*ENTRIES*:
^^^^^^^^

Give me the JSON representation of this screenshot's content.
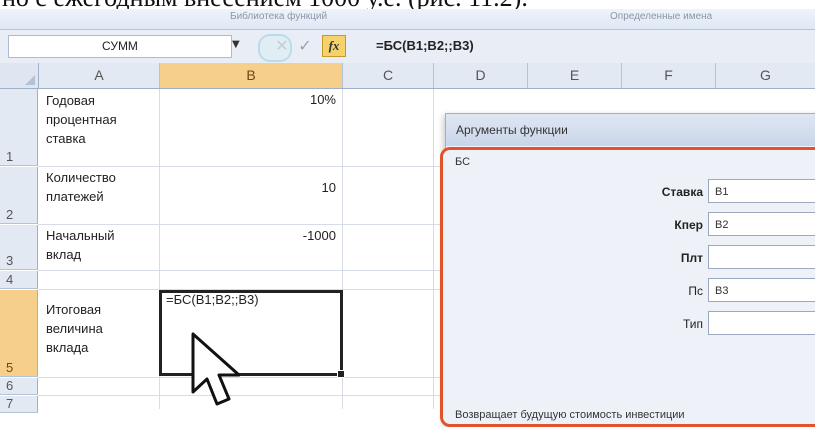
{
  "doc_text": "но с ежегодным внесением 1000 у.е. (рис. 11.2).",
  "ribbon": {
    "left_text": "Библиотека функций",
    "right_text": "Определенные имена"
  },
  "formula_bar": {
    "name_box": "СУММ",
    "formula": "=БС(B1;B2;;B3)"
  },
  "columns": [
    "A",
    "B",
    "C",
    "D",
    "E",
    "F",
    "G"
  ],
  "rows": [
    "1",
    "2",
    "3",
    "4",
    "5",
    "6",
    "7"
  ],
  "cells": {
    "a1": [
      "Годовая",
      "процентная",
      "ставка"
    ],
    "b1": "10%",
    "a2": [
      "Количество",
      "платежей"
    ],
    "b2": "10",
    "a3": [
      "Начальный",
      "вклад"
    ],
    "b3": "-1000",
    "a5": [
      "Итоговая",
      "величина",
      "вклада"
    ],
    "b5": "=БС(B1;B2;;B3)"
  },
  "dialog": {
    "title": "Аргументы функции",
    "function_name": "БС",
    "args": [
      {
        "label": "Ставка",
        "value": "B1",
        "bold": true
      },
      {
        "label": "Кпер",
        "value": "B2",
        "bold": true
      },
      {
        "label": "Плт",
        "value": "",
        "bold": true
      },
      {
        "label": "Пс",
        "value": "B3",
        "bold": false
      },
      {
        "label": "Тип",
        "value": "",
        "bold": false
      }
    ],
    "description": "Возвращает будущую стоимость инвестиции"
  },
  "colors": {
    "selected_header": "#f6d08a",
    "dialog_highlight": "#e2532a",
    "fx_button": "#f6d36a"
  }
}
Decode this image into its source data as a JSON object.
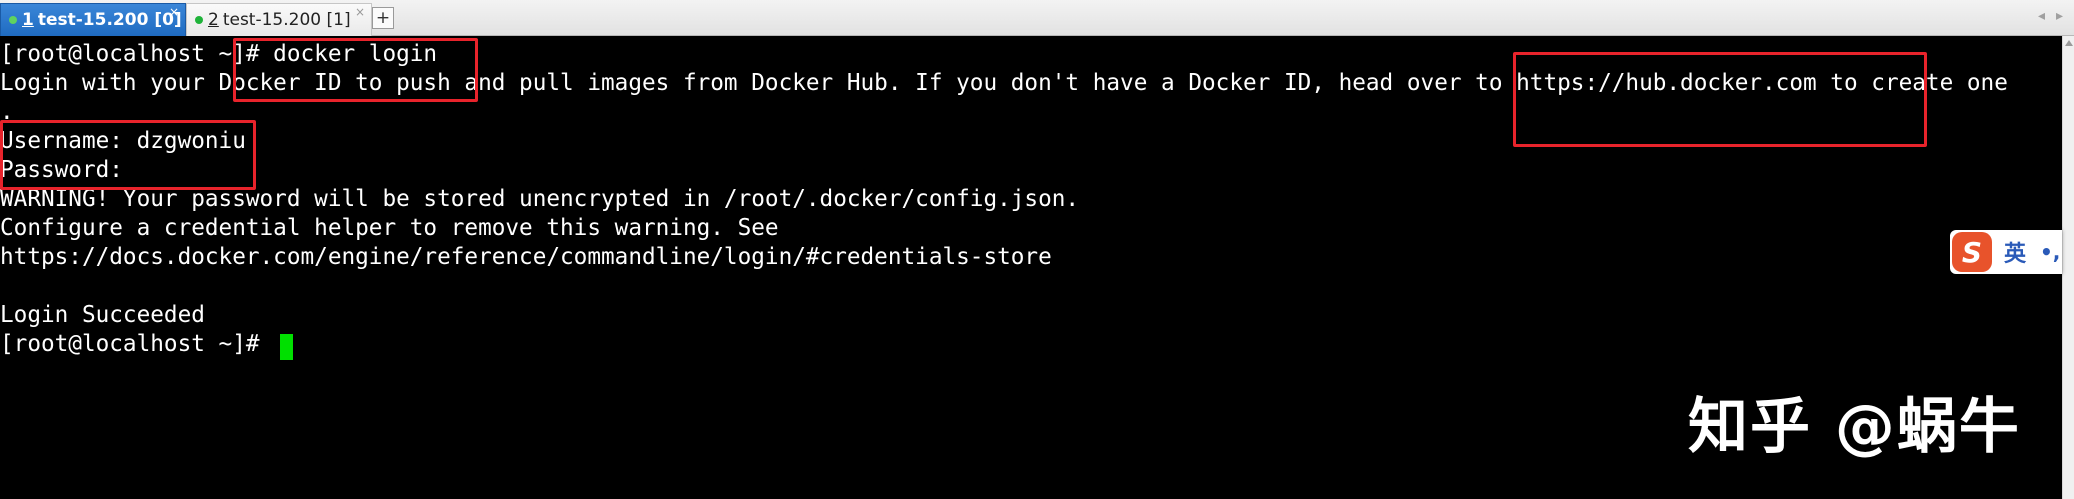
{
  "tabs": [
    {
      "number": "1",
      "label": "test-15.200 [0]",
      "active": true,
      "close": "×"
    },
    {
      "number": "2",
      "label": "test-15.200 [1]",
      "active": false,
      "close": "×"
    }
  ],
  "tab_add_label": "+",
  "tab_nav": {
    "prev": "◂",
    "next": "▸"
  },
  "terminal": {
    "lines": [
      "[root@localhost ~]# docker login",
      "Login with your Docker ID to push and pull images from Docker Hub. If you don't have a Docker ID, head over to https://hub.docker.com to create one",
      ".",
      "Username: dzgwoniu",
      "Password:",
      "WARNING! Your password will be stored unencrypted in /root/.docker/config.json.",
      "Configure a credential helper to remove this warning. See",
      "https://docs.docker.com/engine/reference/commandline/login/#credentials-store",
      "",
      "Login Succeeded",
      "[root@localhost ~]# "
    ]
  },
  "ime": {
    "logo": "S",
    "language": "英",
    "punctuation": "•,"
  },
  "watermark": "知乎 @蜗牛",
  "colors": {
    "terminal_bg": "#000000",
    "terminal_fg": "#ffffff",
    "cursor": "#00e000",
    "highlight": "#e8232b",
    "tab_active": "#1f6bc1"
  }
}
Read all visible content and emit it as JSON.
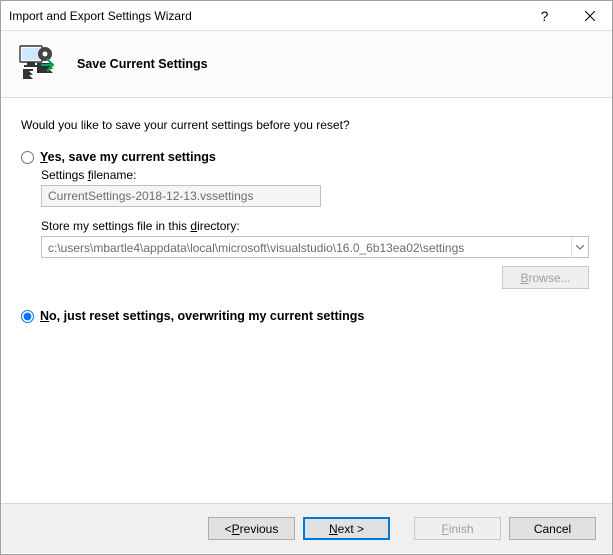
{
  "window": {
    "title": "Import and Export Settings Wizard"
  },
  "header": {
    "title": "Save Current Settings"
  },
  "content": {
    "prompt": "Would you like to save your current settings before you reset?",
    "option_yes": {
      "prefix": "Y",
      "rest": "es, save my current settings"
    },
    "filename_label_prefix": "Settings ",
    "filename_label_key": "f",
    "filename_label_suffix": "ilename:",
    "filename_value": "CurrentSettings-2018-12-13.vssettings",
    "directory_label_prefix": "Store my settings file in this ",
    "directory_label_key": "d",
    "directory_label_suffix": "irectory:",
    "directory_value": "c:\\users\\mbartle4\\appdata\\local\\microsoft\\visualstudio\\16.0_6b13ea02\\settings",
    "browse_label": "Browse...",
    "option_no": {
      "prefix": "N",
      "rest": "o, just reset settings, overwriting my current settings"
    }
  },
  "footer": {
    "previous_prefix": "< ",
    "previous_key": "P",
    "previous_suffix": "revious",
    "next_key": "N",
    "next_suffix": "ext >",
    "finish_key": "F",
    "finish_suffix": "inish",
    "cancel": "Cancel"
  }
}
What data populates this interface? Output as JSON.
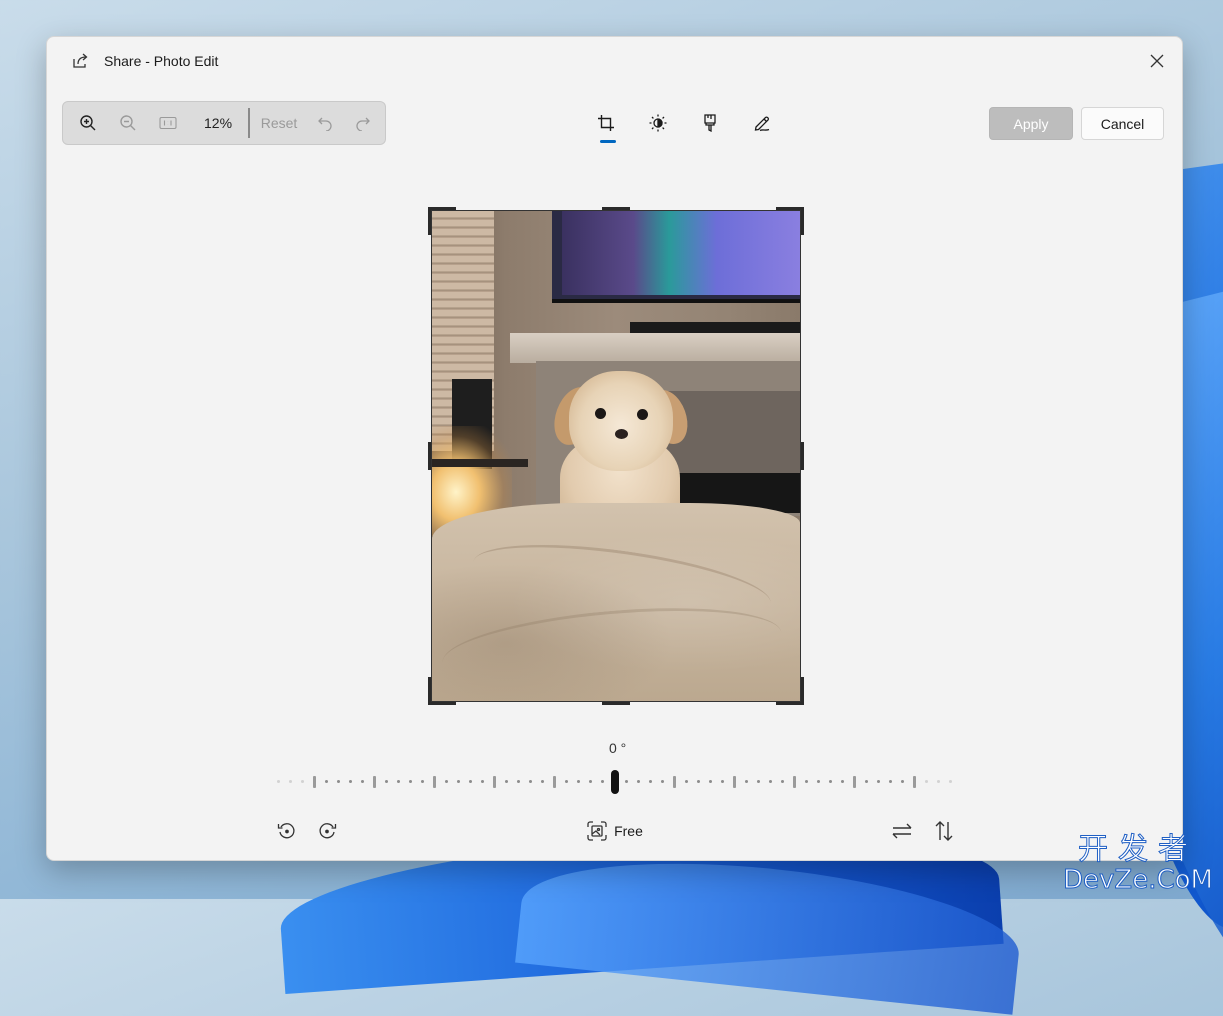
{
  "window": {
    "title": "Share - Photo Edit"
  },
  "toolbar": {
    "zoom_value": "12%",
    "reset_label": "Reset",
    "apply_label": "Apply",
    "cancel_label": "Cancel",
    "icons": [
      "zoom-in-icon",
      "zoom-out-icon",
      "actual-size-icon",
      "undo-icon",
      "redo-icon"
    ],
    "tabs": [
      "crop-icon",
      "adjustment-icon",
      "filter-icon",
      "markup-icon"
    ],
    "active_tab": "crop"
  },
  "crop": {
    "angle_label": "0 °",
    "aspect_label": "Free",
    "icons": [
      "rotate-left-icon",
      "rotate-right-icon",
      "aspect-ratio-icon",
      "flip-horizontal-icon",
      "flip-vertical-icon"
    ]
  },
  "watermark": {
    "line1": "开发者",
    "line2": "DevZe.CoM"
  },
  "colors": {
    "accent": "#0067c0",
    "apply_disabled": "#bdbdbd",
    "window_bg": "#f3f3f3"
  }
}
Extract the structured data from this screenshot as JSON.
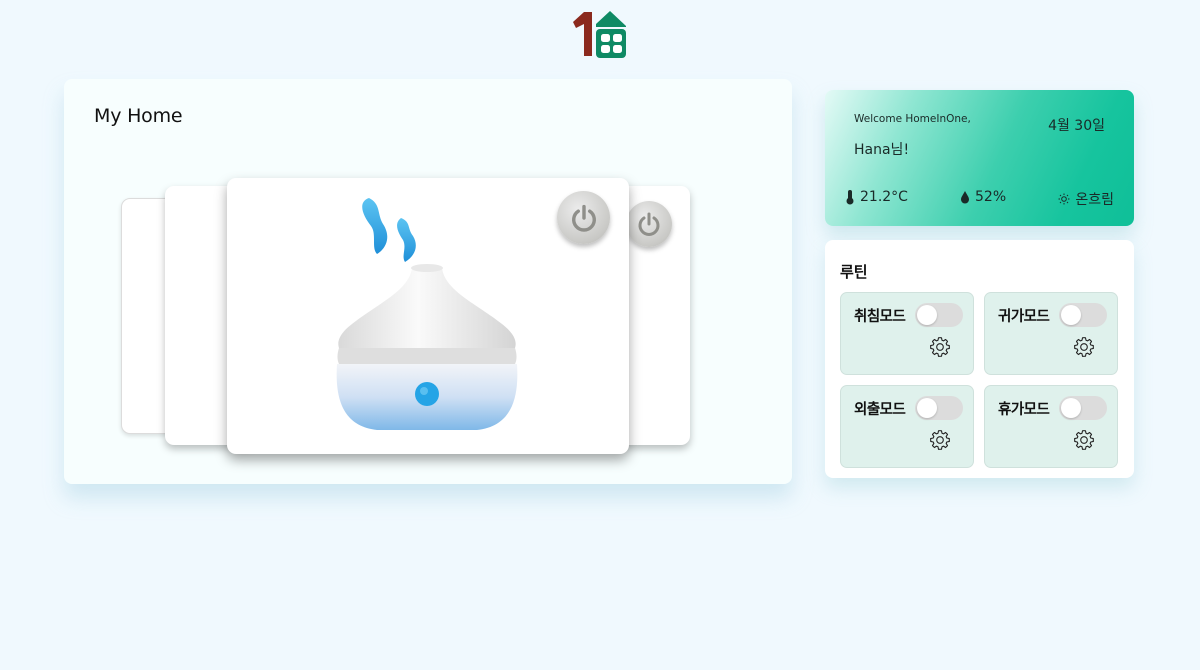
{
  "brand": {
    "logo": "homeinone-logo"
  },
  "my_home": {
    "title": "My Home",
    "device": {
      "icon": "humidifier-icon",
      "power_icon": "power-icon"
    }
  },
  "welcome": {
    "greeting": "Welcome HomeInOne,",
    "date": "4월 30일",
    "user": "Hana님!",
    "temperature": "21.2°C",
    "humidity": "52%",
    "weather": "온흐림",
    "icons": {
      "temperature": "thermometer-icon",
      "humidity": "droplet-icon",
      "weather": "sun-icon"
    },
    "colors": {
      "accent": "#0fbf98"
    }
  },
  "routine": {
    "title": "루틴",
    "modes": [
      {
        "label": "취침모드",
        "enabled": false
      },
      {
        "label": "귀가모드",
        "enabled": false
      },
      {
        "label": "외출모드",
        "enabled": false
      },
      {
        "label": "휴가모드",
        "enabled": false
      }
    ]
  }
}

^^^^^^^^

Find "https". Copy every line it occurs in.

      "Login with your Docker ID to push and pull images from Docker Hub. If you don't have a Docker ID, head over to https://hub.docker.com to create one",
      "https://docs.docker.com/engine/reference/commandline/login/#credentials-store",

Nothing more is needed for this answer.